▶ **Aim**:
Copy everything in the listing below word for word, apart from any images.

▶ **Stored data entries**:
.....
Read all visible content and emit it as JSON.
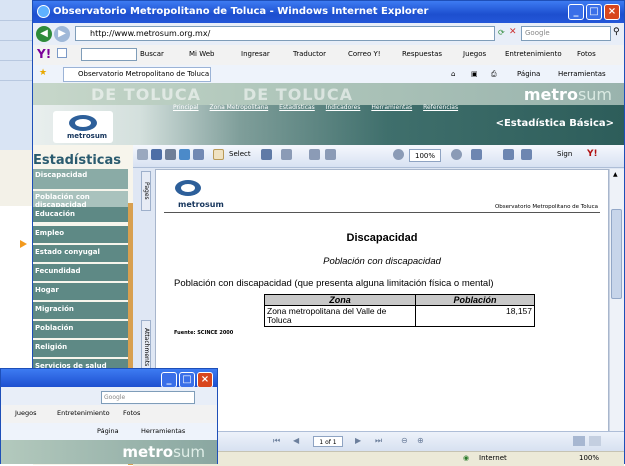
{
  "window": {
    "title": "Observatorio Metropolitano de Toluca - Windows Internet Explorer"
  },
  "address": {
    "url": "http://www.metrosum.org.mx/",
    "search_placeholder": "Google"
  },
  "yahoo_toolbar": {
    "buscar": "Buscar",
    "mi_web": "Mi Web",
    "ingresar": "Ingresar",
    "traducir": "Traductor",
    "correo": "Correo Y!",
    "respuestas": "Respuestas",
    "juegos": "Juegos",
    "entretenimiento": "Entretenimiento",
    "fotos": "Fotos"
  },
  "favbar": {
    "tab_title": "Observatorio Metropolitano de Toluca",
    "pagina": "Página",
    "herramientas": "Herramientas"
  },
  "site": {
    "banner_ghost_1": "DE TOLUCA",
    "banner_ghost_2": "DE TOLUCA",
    "logo_bold": "metro",
    "logo_light": "sum",
    "logo_small": "metrosum",
    "estadistica": "<Estadística Básica>",
    "menu": [
      "Principal",
      "Zona Metropolitana",
      "Estadísticas",
      "Indicadores",
      "Herramientas",
      "Referencias"
    ]
  },
  "leftnav": {
    "title": "Estadísticas",
    "items": [
      "Discapacidad",
      "Población con discapacidad",
      "Educación",
      "Empleo",
      "Estado conyugal",
      "Fecundidad",
      "Hogar",
      "Migración",
      "Población",
      "Religión",
      "Servicios de salud"
    ]
  },
  "viewer": {
    "select_label": "Select",
    "zoom": "100%",
    "sign": "Sign",
    "pages_tab": "Pages",
    "attachments_tab": "Attachments",
    "page_indicator": "1 of 1"
  },
  "document": {
    "org": "Observatorio Metropolitano de Toluca",
    "heading": "Discapacidad",
    "subheading": "Población con discapacidad",
    "description": "Población con discapacidad (que presenta alguna limitación física o mental)",
    "table": {
      "headers": [
        "Zona",
        "Población"
      ],
      "rows": [
        [
          "Zona metropolitana del Valle de Toluca",
          "18,157"
        ]
      ]
    },
    "source": "Fuente: SCINCE 2000"
  },
  "status": {
    "zone": "Internet",
    "zoom": "100%"
  },
  "bg_window": {
    "search": "Google",
    "juegos": "Juegos",
    "entretenimiento": "Entretenimiento",
    "fotos": "Fotos",
    "pagina": "Página",
    "herramientas": "Herramientas"
  }
}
.....
▶ **Exercise response**:
Read all visible content and emit it as JSON.
{
  "window": {
    "title": "Observatorio Metropolitano de Toluca - Windows Internet Explorer"
  },
  "address": {
    "url": "http://www.metrosum.org.mx/",
    "search_placeholder": "Google"
  },
  "yahoo_toolbar": {
    "buscar": "Buscar",
    "mi_web": "Mi Web",
    "ingresar": "Ingresar",
    "traducir": "Traductor",
    "correo": "Correo Y!",
    "respuestas": "Respuestas",
    "juegos": "Juegos",
    "entretenimiento": "Entretenimiento",
    "fotos": "Fotos"
  },
  "favbar": {
    "tab_title": "Observatorio Metropolitano de Toluca",
    "pagina": "Página",
    "herramientas": "Herramientas"
  },
  "site": {
    "banner_ghost_1": "DE TOLUCA",
    "banner_ghost_2": "DE TOLUCA",
    "logo_bold": "metro",
    "logo_light": "sum",
    "logo_small": "metrosum",
    "estadistica": "<Estadística Básica>",
    "menu": [
      "Principal",
      "Zona Metropolitana",
      "Estadísticas",
      "Indicadores",
      "Herramientas",
      "Referencias"
    ]
  },
  "leftnav": {
    "title": "Estadísticas",
    "items": [
      "Discapacidad",
      "Población con discapacidad",
      "Educación",
      "Empleo",
      "Estado conyugal",
      "Fecundidad",
      "Hogar",
      "Migración",
      "Población",
      "Religión",
      "Servicios de salud"
    ]
  },
  "viewer": {
    "select_label": "Select",
    "zoom": "100%",
    "sign": "Sign",
    "pages_tab": "Pages",
    "attachments_tab": "Attachments",
    "page_indicator": "1 of 1"
  },
  "document": {
    "org": "Observatorio Metropolitano de Toluca",
    "heading": "Discapacidad",
    "subheading": "Población con discapacidad",
    "description": "Población con discapacidad (que presenta alguna limitación física o mental)",
    "table": {
      "headers": [
        "Zona",
        "Población"
      ],
      "rows": [
        [
          "Zona metropolitana del Valle de Toluca",
          "18,157"
        ]
      ]
    },
    "source": "Fuente: SCINCE 2000"
  },
  "status": {
    "zone": "Internet",
    "zoom": "100%"
  },
  "bg_window": {
    "search": "Google",
    "juegos": "Juegos",
    "entretenimiento": "Entretenimiento",
    "fotos": "Fotos",
    "pagina": "Página",
    "herramientas": "Herramientas"
  }
}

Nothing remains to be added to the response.